## Record extracts
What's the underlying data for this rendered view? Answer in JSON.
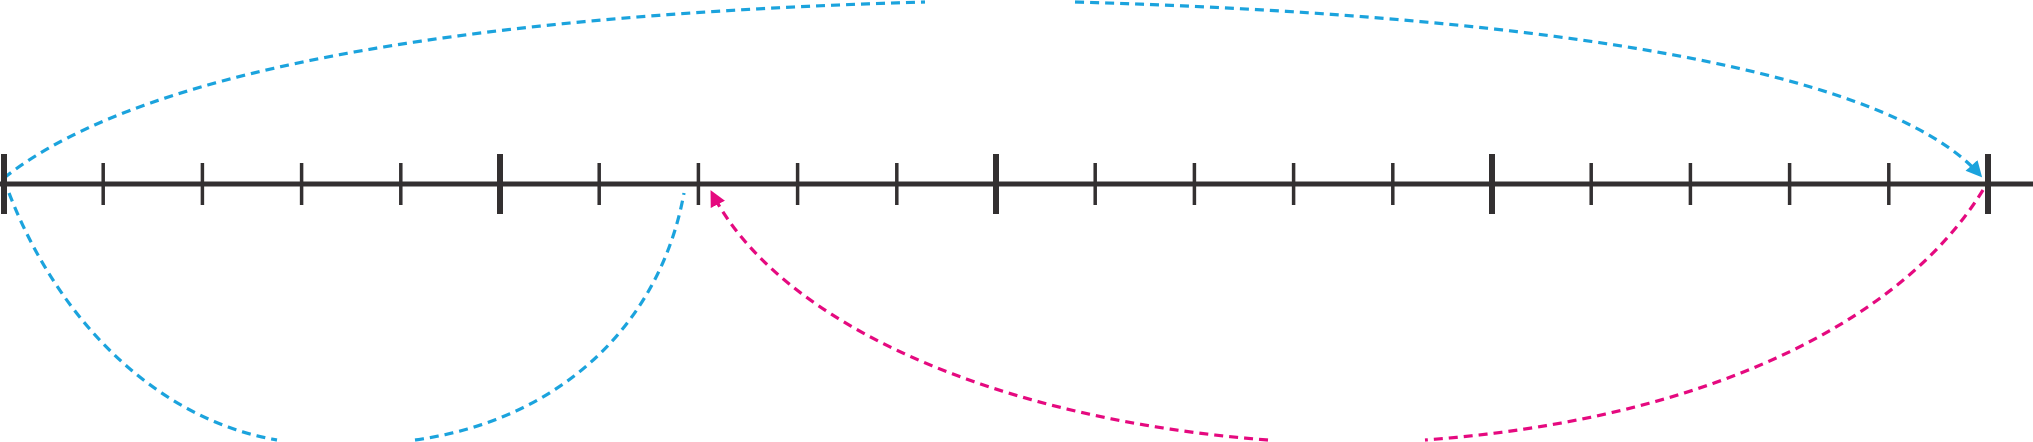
{
  "diagram": {
    "type": "number-line-jumps",
    "line_color": "#333031",
    "jump_colors": {
      "blue": "#1ba3dd",
      "pink": "#e5097f"
    },
    "number_line": {
      "major_tick_count": 5,
      "minor_ticks_between_majors": 4,
      "total_tick_count": 21,
      "extends_right": true
    },
    "jumps": [
      {
        "name": "top-jump",
        "color": "blue",
        "from_tick": 0,
        "to_tick": 20,
        "side": "above",
        "label": "",
        "arrow_at": "end"
      },
      {
        "name": "lower-left-jump",
        "color": "blue",
        "from_tick": 0,
        "to_tick": 7,
        "side": "below",
        "label": "",
        "arrow_at": "none"
      },
      {
        "name": "lower-right-jump",
        "color": "pink",
        "from_tick": 20,
        "to_tick": 7,
        "side": "below",
        "label": "",
        "arrow_at": "end"
      }
    ]
  }
}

## Exercise description
All the lines above are to be given again exactly as they read, with the pictures removed.

## Finished exercise
What's the underlying data for this rendered view? Answer in JSON.
{
  "diagram": {
    "type": "number-line-jumps",
    "line_color": "#333031",
    "jump_colors": {
      "blue": "#1ba3dd",
      "pink": "#e5097f"
    },
    "number_line": {
      "major_tick_count": 5,
      "minor_ticks_between_majors": 4,
      "total_tick_count": 21,
      "extends_right": true
    },
    "jumps": [
      {
        "name": "top-jump",
        "color": "blue",
        "from_tick": 0,
        "to_tick": 20,
        "side": "above",
        "label": "",
        "arrow_at": "end"
      },
      {
        "name": "lower-left-jump",
        "color": "blue",
        "from_tick": 0,
        "to_tick": 7,
        "side": "below",
        "label": "",
        "arrow_at": "none"
      },
      {
        "name": "lower-right-jump",
        "color": "pink",
        "from_tick": 20,
        "to_tick": 7,
        "side": "below",
        "label": "",
        "arrow_at": "end"
      }
    ]
  }
}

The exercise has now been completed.